Please retype the records below exactly, leaving out any pictures.

Records excerpted from a collection:
--- Start ---
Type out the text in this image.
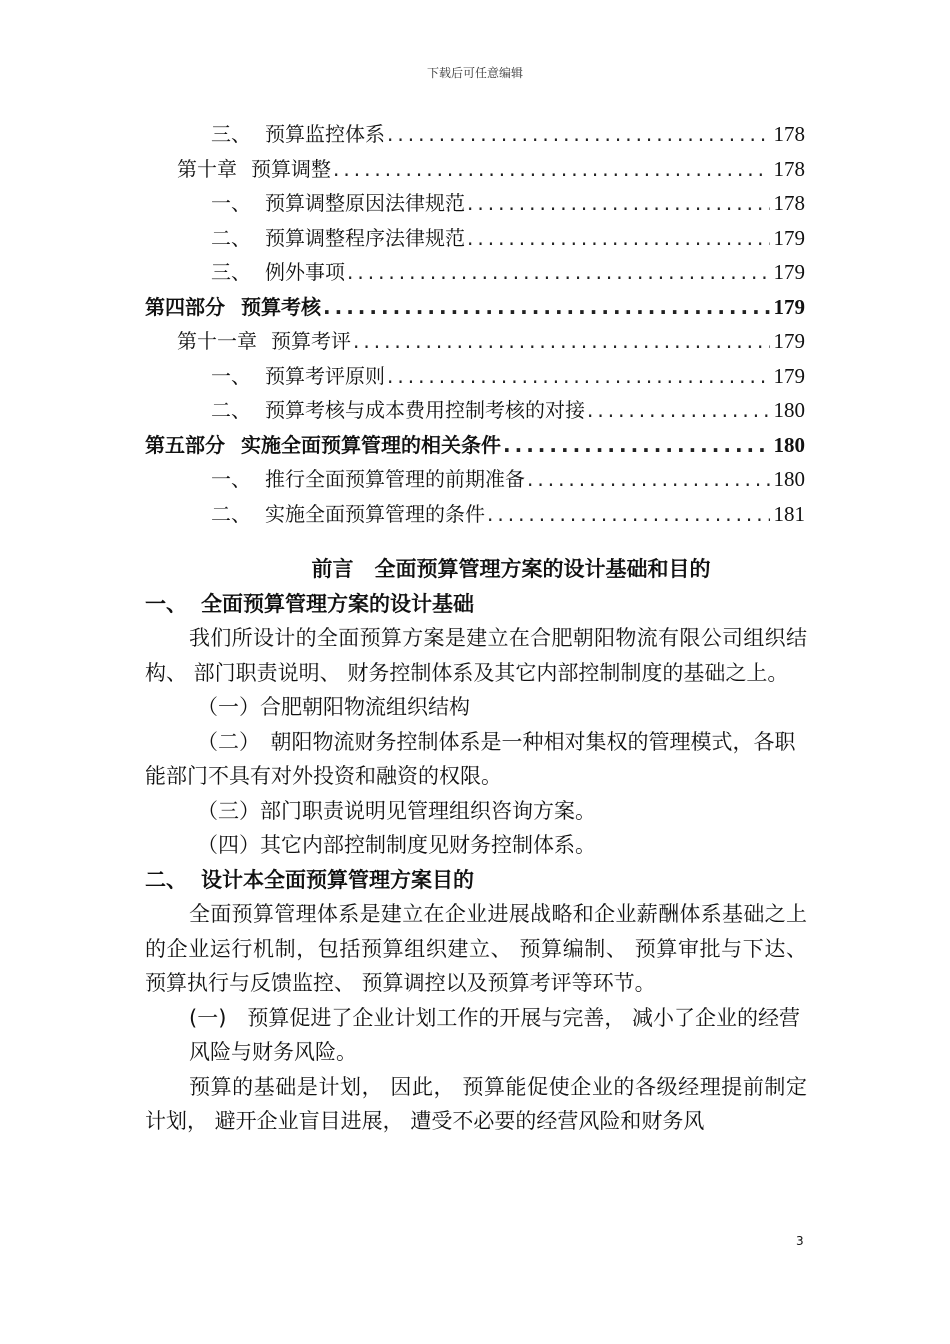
下载后可任意编辑
三、 预算监控体系 .....	178
第十章 预算调整 .....	178
一、 预算调整原因法律规范 .....	178
二、 预算调整程序法律规范 .....	179
三、 例外事项 .....	179
第四部分 预算考核 .....	179
第十一章 预算考评 .....	179
一、 预算考评原则 .....	179
二、 预算考核与成本费用控制考核的对接 .....	180
第五部分 实施全面预算管理的相关条件 .....	180
一、 推行全面预算管理的前期准备 .....	180
二、 实施全面预算管理的条件 .....	181

前言　全面预算管理方案的设计基础和目的

一、 全面预算管理方案的设计基础

我们所设计的全面预算方案是建立在合肥朝阳物流有限公司组织结构、 部门职责说明、 财务控制体系及其它内部控制制度的基础之上。

（一）合肥朝阳物流组织结构

（二）　朝阳物流财务控制体系是一种相对集权的管理模式，各职能部门不具有对外投资和融资的权限。

（三）部门职责说明见管理组织咨询方案。

（四）其它内部控制制度见财务控制体系。

二、 设计本全面预算管理方案目的

全面预算管理体系是建立在企业进展战略和企业薪酬体系基础之上的企业运行机制，包括预算组织建立、 预算编制、 预算审批与下达、 预算执行与反馈监控、 预算调控以及预算考评等环节。

(一)　预算促进了企业计划工作的开展与完善， 减小了企业的经营风险与财务风险。

预算的基础是计划， 因此， 预算能促使企业的各级经理提前制定计划， 避开企业盲目进展， 遭受不必要的经营风险和财务风

3
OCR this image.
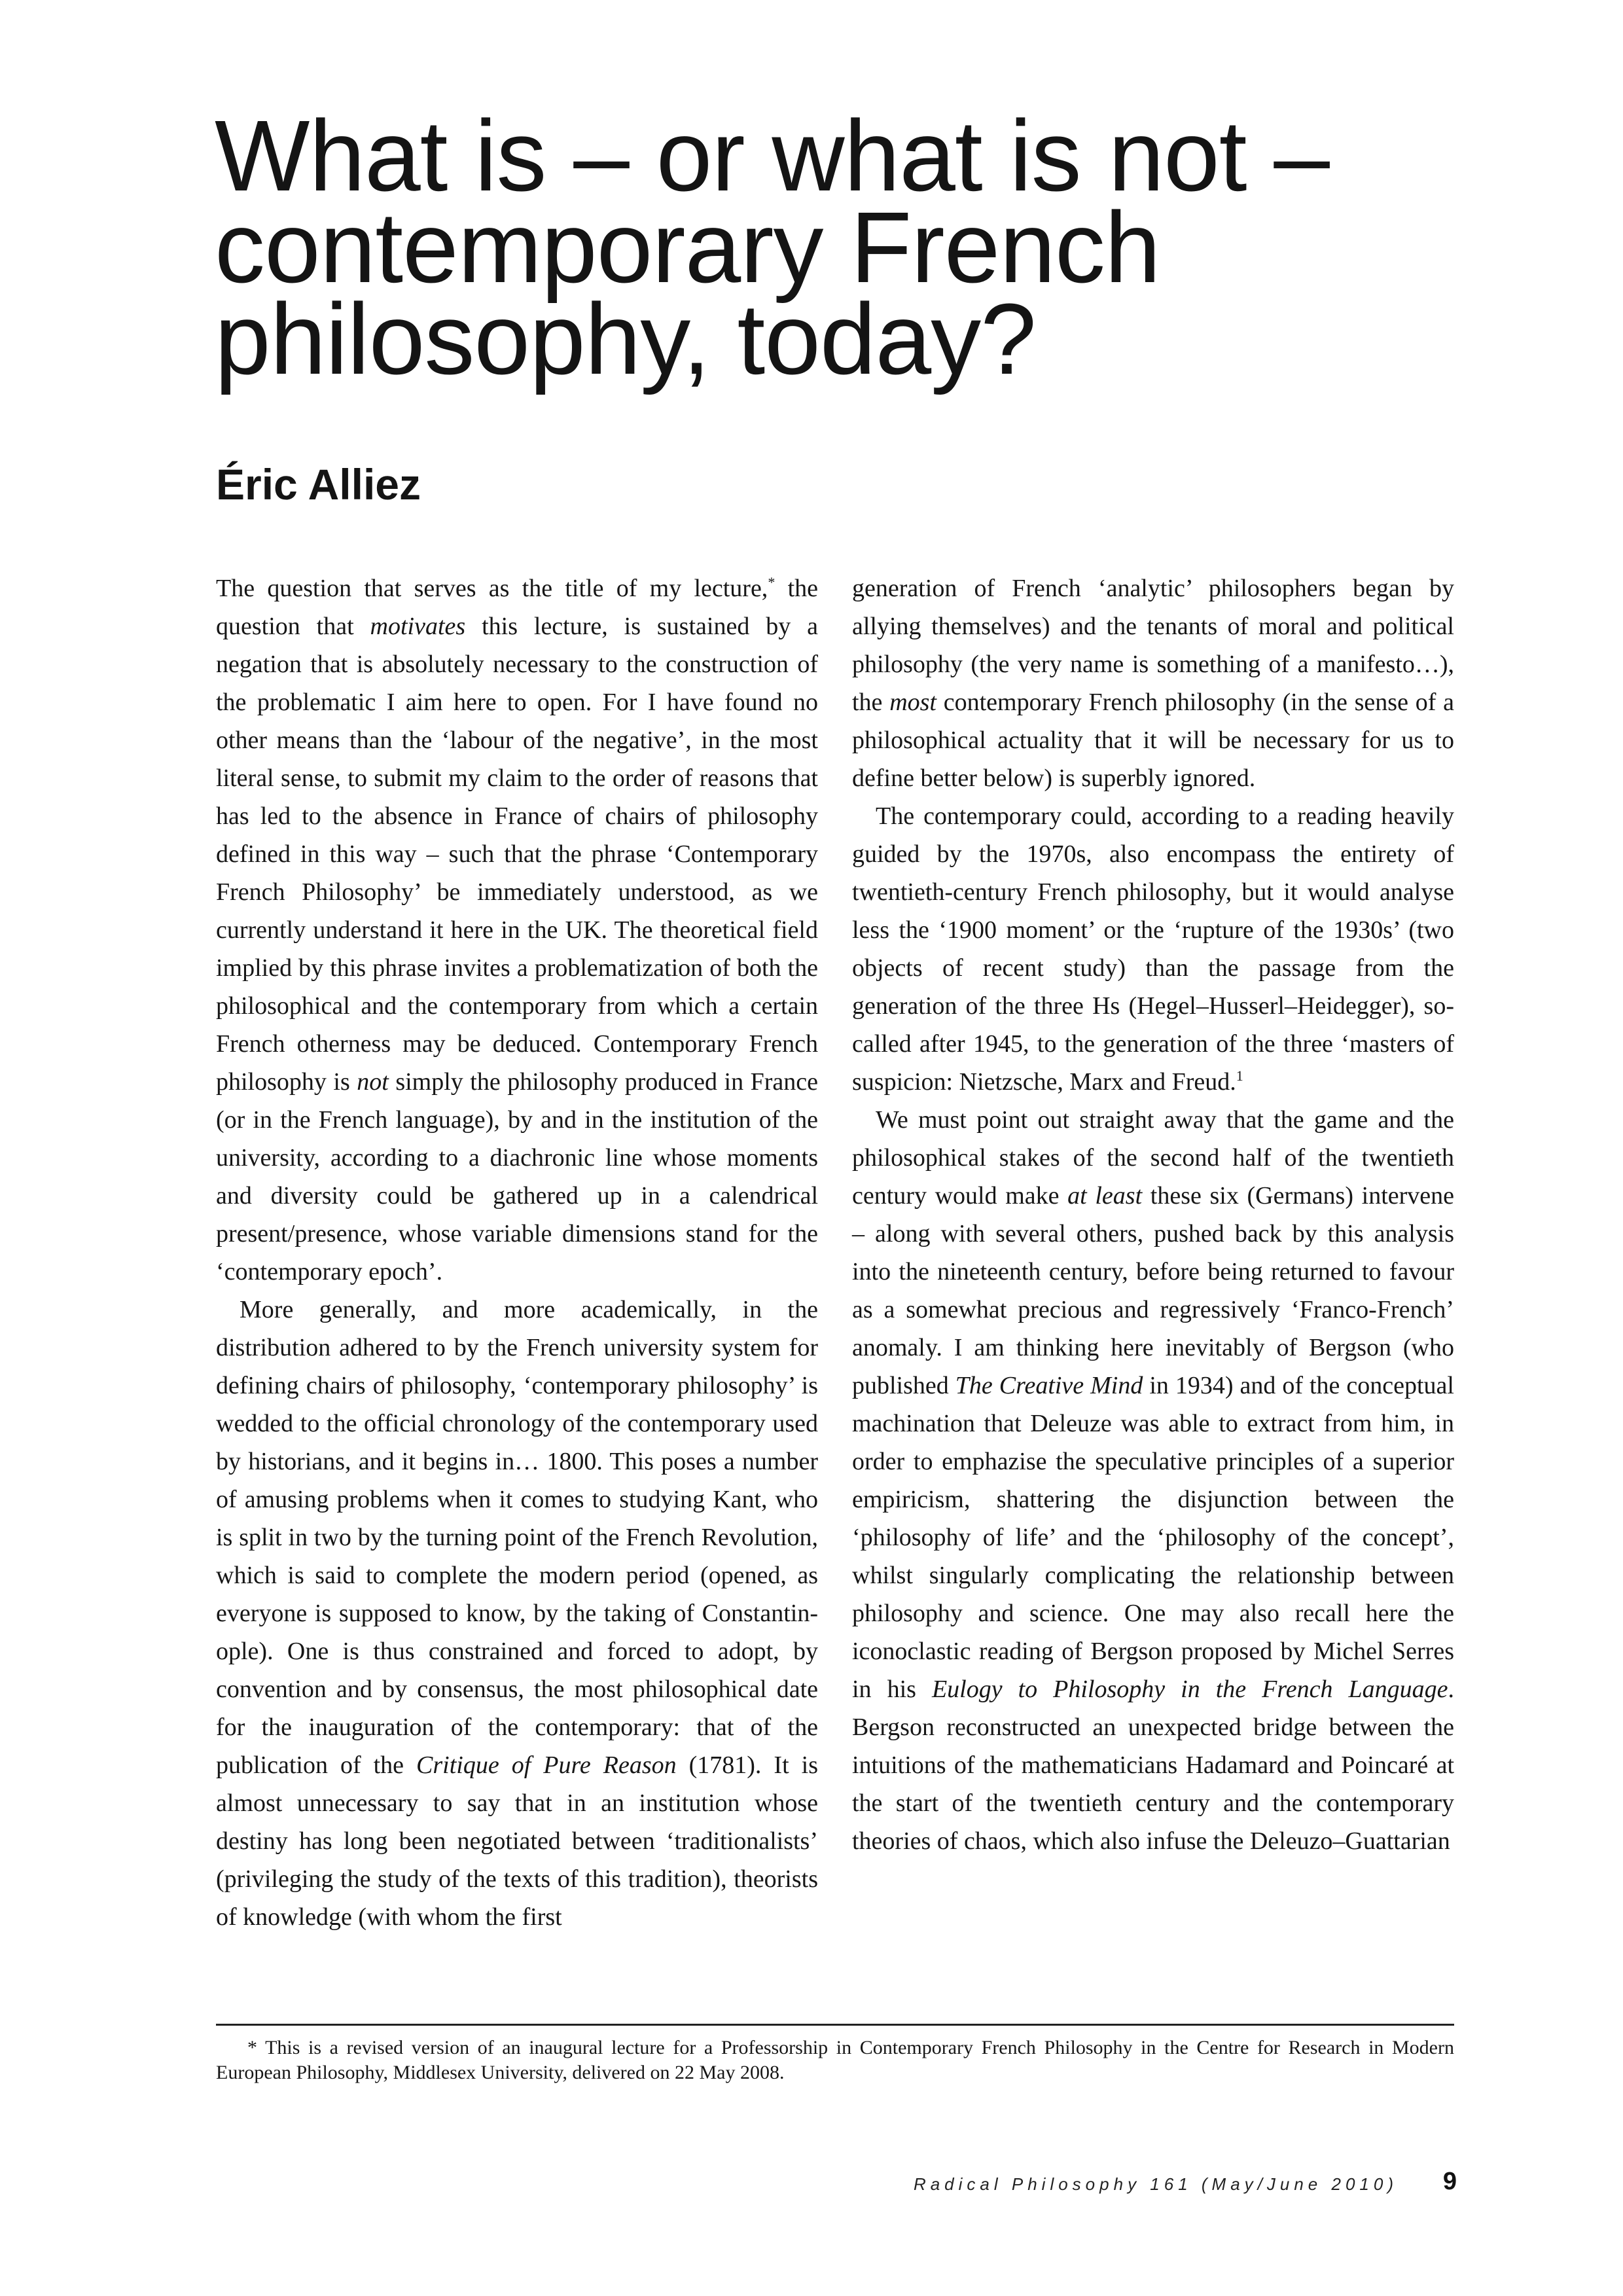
What is – or what is not –
contemporary French
philosophy, today?
Éric Alliez

The question that serves as the title of my lecture,* the question that motivates this lecture, is sustained by a negation that is absolutely necessary to the construction of the problematic I aim here to open. For I have found no other means than the ‘labour of the negative’, in the most literal sense, to submit my claim to the order of reasons that has led to the absence in France of chairs of philosophy defined in this way – such that the phrase ‘Contemporary French Philosophy’ be immediately understood, as we currently understand it here in the UK. The theoretical field implied by this phrase invites a problematization of both the philosophical and the contemporary from which a certain French otherness may be deduced. Contemporary French philosophy is not simply the philosophy produced in France (or in the French language), by and in the institution of the university, according to a diachronic line whose moments and diversity could be gathered up in a calendrical present/presence, whose variable dimensions stand for the ‘contemporary epoch’.

More generally, and more academically, in the distribution adhered to by the French university system for defining chairs of philosophy, ‘contemporary philosophy’ is wedded to the official chronology of the contemporary used by historians, and it begins in… 1800. This poses a number of amusing problems when it comes to studying Kant, who is split in two by the turning point of the French Revolution, which is said to complete the modern period (opened, as everyone is supposed to know, by the taking of Constantinople). One is thus constrained and forced to adopt, by convention and by consensus, the most philosophical date for the inauguration of the contemporary: that of the publication of the Critique of Pure Reason (1781). It is almost unnecessary to say that in an institution whose destiny has long been negotiated between ‘traditionalists’ (privileging the study of the texts of this tradition), theorists of knowledge (with whom the first

generation of French ‘analytic’ philosophers began by allying themselves) and the tenants of moral and political philosophy (the very name is something of a manifesto…), the most contemporary French philosophy (in the sense of a philosophical actuality that it will be necessary for us to define better below) is superbly ignored.

The contemporary could, according to a reading heavily guided by the 1970s, also encompass the entirety of twentieth-century French philosophy, but it would analyse less the ‘1900 moment’ or the ‘rupture of the 1930s’ (two objects of recent study) than the passage from the generation of the three Hs (Hegel–Husserl–Heidegger), so-called after 1945, to the generation of the three ‘masters of suspicion: Nietzsche, Marx and Freud.$^1$

We must point out straight away that the game and the philosophical stakes of the second half of the twentieth century would make at least these six (Germans) intervene – along with several others, pushed back by this analysis into the nineteenth century, before being returned to favour as a somewhat precious and regressively ‘Franco-French’ anomaly. I am thinking here inevitably of Bergson (who published The Creative Mind in 1934) and of the conceptual machination that Deleuze was able to extract from him, in order to emphazise the speculative principles of a superior empiricism, shattering the disjunction between the ‘philosophy of life’ and the ‘philosophy of the concept’, whilst singularly complicating the relationship between philosophy and science. One may also recall here the iconoclastic reading of Bergson proposed by Michel Serres in his Eulogy to Philosophy in the French Language. Bergson reconstructed an unexpected bridge between the intuitions of the mathematicians Hadamard and Poincaré at the start of the twentieth century and the contemporary theories of chaos, which also infuse the Deleuzo–Guattarian

* This is a revised version of an inaugural lecture for a Professorship in Contemporary French Philosophy in the Centre for Research in Modern European Philosophy, Middlesex University, delivered on 22 May 2008.

Radical Philosophy 161 (May/June 2010)	9
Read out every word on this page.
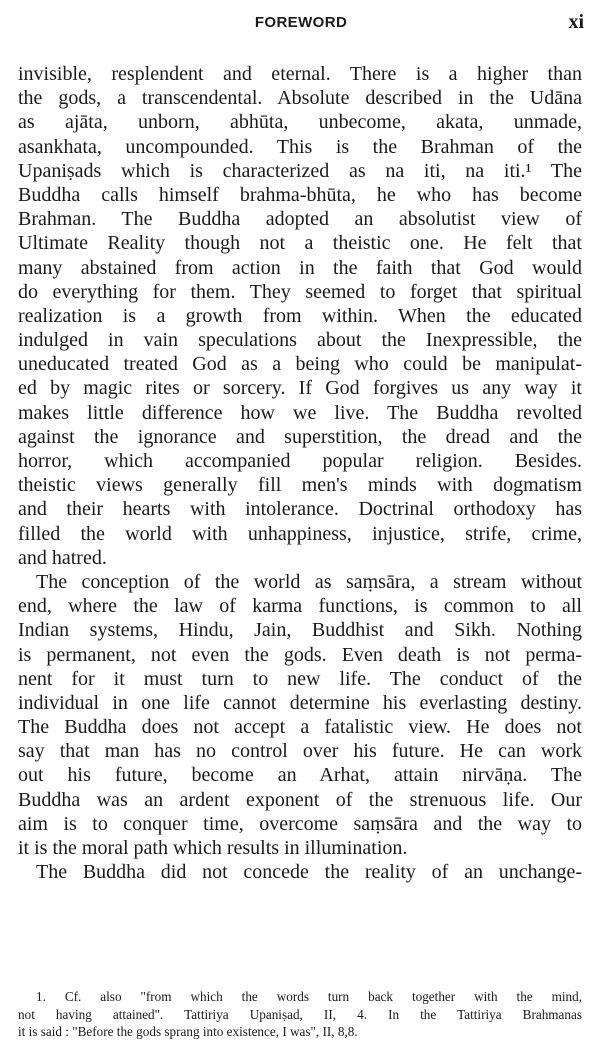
FOREWORD	xi
invisible, resplendent and eternal. There is a higher than
the gods, a transcendental. Absolute described in the Udāna
as ajāta, unborn, abhūta, unbecome, akata, unmade,
asankhata, uncompounded. This is the Brahman of the
Upaniṣads which is characterized as na iti, na iti.¹ The
Buddha calls himself brahma-bhūta, he who has become
Brahman. The Buddha adopted an absolutist view of
Ultimate Reality though not a theistic one. He felt that
many abstained from action in the faith that God would
do everything for them. They seemed to forget that spiritual
realization is a growth from within. When the educated
indulged in vain speculations about the Inexpressible, the
uneducated treated God as a being who could be manipulat-
ed by magic rites or sorcery. If God forgives us any way it
makes little difference how we live. The Buddha revolted
against the ignorance and superstition, the dread and the
horror, which accompanied popular religion. Besides.
theistic views generally fill men's minds with dogmatism
and their hearts with intolerance. Doctrinal orthodoxy has
filled the world with unhappiness, injustice, strife, crime,
and hatred.
The conception of the world as saṃsāra, a stream without
end, where the law of karma functions, is common to all
Indian systems, Hindu, Jain, Buddhist and Sikh. Nothing
is permanent, not even the gods. Even death is not perma-
nent for it must turn to new life. The conduct of the
individual in one life cannot determine his everlasting destiny.
The Buddha does not accept a fatalistic view. He does not
say that man has no control over his future. He can work
out his future, become an Arhat, attain nirvāṇa. The
Buddha was an ardent exponent of the strenuous life. Our
aim is to conquer time, overcome saṃsāra and the way to
it is the moral path which results in illumination.
The Buddha did not concede the reality of an unchange-
1. Cf. also "from which the words turn back together with the mind,
not having attained". Tattiriya Upaniṣad, II, 4. In the Tattiriya Brahmanas
it is said : "Before the gods sprang into existence, I was", II, 8,8.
--- End ---
In response:
Type out the text in this image.
下载后可任意编辑
三、 预算监控体系 .....	178
第十章 预算调整 .....	178
一、 预算调整原因法律规范 .....	178
二、 预算调整程序法律规范 .....	179
三、 例外事项 .....	179
第四部分 预算考核 .....	179
第十一章 预算考评 .....	179
一、 预算考评原则 .....	179
二、 预算考核与成本费用控制考核的对接 .....	180
第五部分 实施全面预算管理的相关条件 .....	180
一、 推行全面预算管理的前期准备 .....	180
二、 实施全面预算管理的条件 .....	181

前言　全面预算管理方案的设计基础和目的

一、 全面预算管理方案的设计基础

我们所设计的全面预算方案是建立在合肥朝阳物流有限公司组织结构、 部门职责说明、 财务控制体系及其它内部控制制度的基础之上。

（一）合肥朝阳物流组织结构

（二）　朝阳物流财务控制体系是一种相对集权的管理模式，各职能部门不具有对外投资和融资的权限。

（三）部门职责说明见管理组织咨询方案。

（四）其它内部控制制度见财务控制体系。

二、 设计本全面预算管理方案目的

全面预算管理体系是建立在企业进展战略和企业薪酬体系基础之上的企业运行机制，包括预算组织建立、 预算编制、 预算审批与下达、 预算执行与反馈监控、 预算调控以及预算考评等环节。

(一)　预算促进了企业计划工作的开展与完善， 减小了企业的经营风险与财务风险。

预算的基础是计划， 因此， 预算能促使企业的各级经理提前制定计划， 避开企业盲目进展， 遭受不必要的经营风险和财务风

3
OCR this image.
What is – or what is not –
contemporary French
philosophy, today?
Éric Alliez

The question that serves as the title of my lecture,* the question that motivates this lecture, is sustained by a negation that is absolutely necessary to the construction of the problematic I aim here to open. For I have found no other means than the ‘labour of the negative’, in the most literal sense, to submit my claim to the order of reasons that has led to the absence in France of chairs of philosophy defined in this way – such that the phrase ‘Contemporary French Philosophy’ be immediately understood, as we currently understand it here in the UK. The theoretical field implied by this phrase invites a problematization of both the philosophical and the contemporary from which a certain French otherness may be deduced. Contemporary French philosophy is not simply the philosophy produced in France (or in the French language), by and in the institution of the university, according to a diachronic line whose moments and diversity could be gathered up in a calendrical present/presence, whose variable dimensions stand for the ‘contemporary epoch’.

More generally, and more academically, in the distribution adhered to by the French university system for defining chairs of philosophy, ‘contemporary philosophy’ is wedded to the official chronology of the contemporary used by historians, and it begins in… 1800. This poses a number of amusing problems when it comes to studying Kant, who is split in two by the turning point of the French Revolution, which is said to complete the modern period (opened, as everyone is supposed to know, by the taking of Constantinople). One is thus constrained and forced to adopt, by convention and by consensus, the most philosophical date for the inauguration of the contemporary: that of the publication of the Critique of Pure Reason (1781). It is almost unnecessary to say that in an institution whose destiny has long been negotiated between ‘traditionalists’ (privileging the study of the texts of this tradition), theorists of knowledge (with whom the first

generation of French ‘analytic’ philosophers began by allying themselves) and the tenants of moral and political philosophy (the very name is something of a manifesto…), the most contemporary French philosophy (in the sense of a philosophical actuality that it will be necessary for us to define better below) is superbly ignored.

The contemporary could, according to a reading heavily guided by the 1970s, also encompass the entirety of twentieth-century French philosophy, but it would analyse less the ‘1900 moment’ or the ‘rupture of the 1930s’ (two objects of recent study) than the passage from the generation of the three Hs (Hegel–Husserl–Heidegger), so-called after 1945, to the generation of the three ‘masters of suspicion: Nietzsche, Marx and Freud.$^1$

We must point out straight away that the game and the philosophical stakes of the second half of the twentieth century would make at least these six (Germans) intervene – along with several others, pushed back by this analysis into the nineteenth century, before being returned to favour as a somewhat precious and regressively ‘Franco-French’ anomaly. I am thinking here inevitably of Bergson (who published The Creative Mind in 1934) and of the conceptual machination that Deleuze was able to extract from him, in order to emphazise the speculative principles of a superior empiricism, shattering the disjunction between the ‘philosophy of life’ and the ‘philosophy of the concept’, whilst singularly complicating the relationship between philosophy and science. One may also recall here the iconoclastic reading of Bergson proposed by Michel Serres in his Eulogy to Philosophy in the French Language. Bergson reconstructed an unexpected bridge between the intuitions of the mathematicians Hadamard and Poincaré at the start of the twentieth century and the contemporary theories of chaos, which also infuse the Deleuzo–Guattarian

* This is a revised version of an inaugural lecture for a Professorship in Contemporary French Philosophy in the Centre for Research in Modern European Philosophy, Middlesex University, delivered on 22 May 2008.

Radical Philosophy 161 (May/June 2010)	9
Read out every word on this page.
FOREWORD	xi
invisible, resplendent and eternal. There is a higher than
the gods, a transcendental. Absolute described in the Udāna
as ajāta, unborn, abhūta, unbecome, akata, unmade,
asankhata, uncompounded. This is the Brahman of the
Upaniṣads which is characterized as na iti, na iti.¹ The
Buddha calls himself brahma-bhūta, he who has become
Brahman. The Buddha adopted an absolutist view of
Ultimate Reality though not a theistic one. He felt that
many abstained from action in the faith that God would
do everything for them. They seemed to forget that spiritual
realization is a growth from within. When the educated
indulged in vain speculations about the Inexpressible, the
uneducated treated God as a being who could be manipulat-
ed by magic rites or sorcery. If God forgives us any way it
makes little difference how we live. The Buddha revolted
against the ignorance and superstition, the dread and the
horror, which accompanied popular religion. Besides.
theistic views generally fill men's minds with dogmatism
and their hearts with intolerance. Doctrinal orthodoxy has
filled the world with unhappiness, injustice, strife, crime,
and hatred.
The conception of the world as saṃsāra, a stream without
end, where the law of karma functions, is common to all
Indian systems, Hindu, Jain, Buddhist and Sikh. Nothing
is permanent, not even the gods. Even death is not perma-
nent for it must turn to new life. The conduct of the
individual in one life cannot determine his everlasting destiny.
The Buddha does not accept a fatalistic view. He does not
say that man has no control over his future. He can work
out his future, become an Arhat, attain nirvāṇa. The
Buddha was an ardent exponent of the strenuous life. Our
aim is to conquer time, overcome saṃsāra and the way to
it is the moral path which results in illumination.
The Buddha did not concede the reality of an unchange-
1. Cf. also "from which the words turn back together with the mind,
not having attained". Tattiriya Upaniṣad, II, 4. In the Tattiriya Brahmanas
it is said : "Before the gods sprang into existence, I was", II, 8,8.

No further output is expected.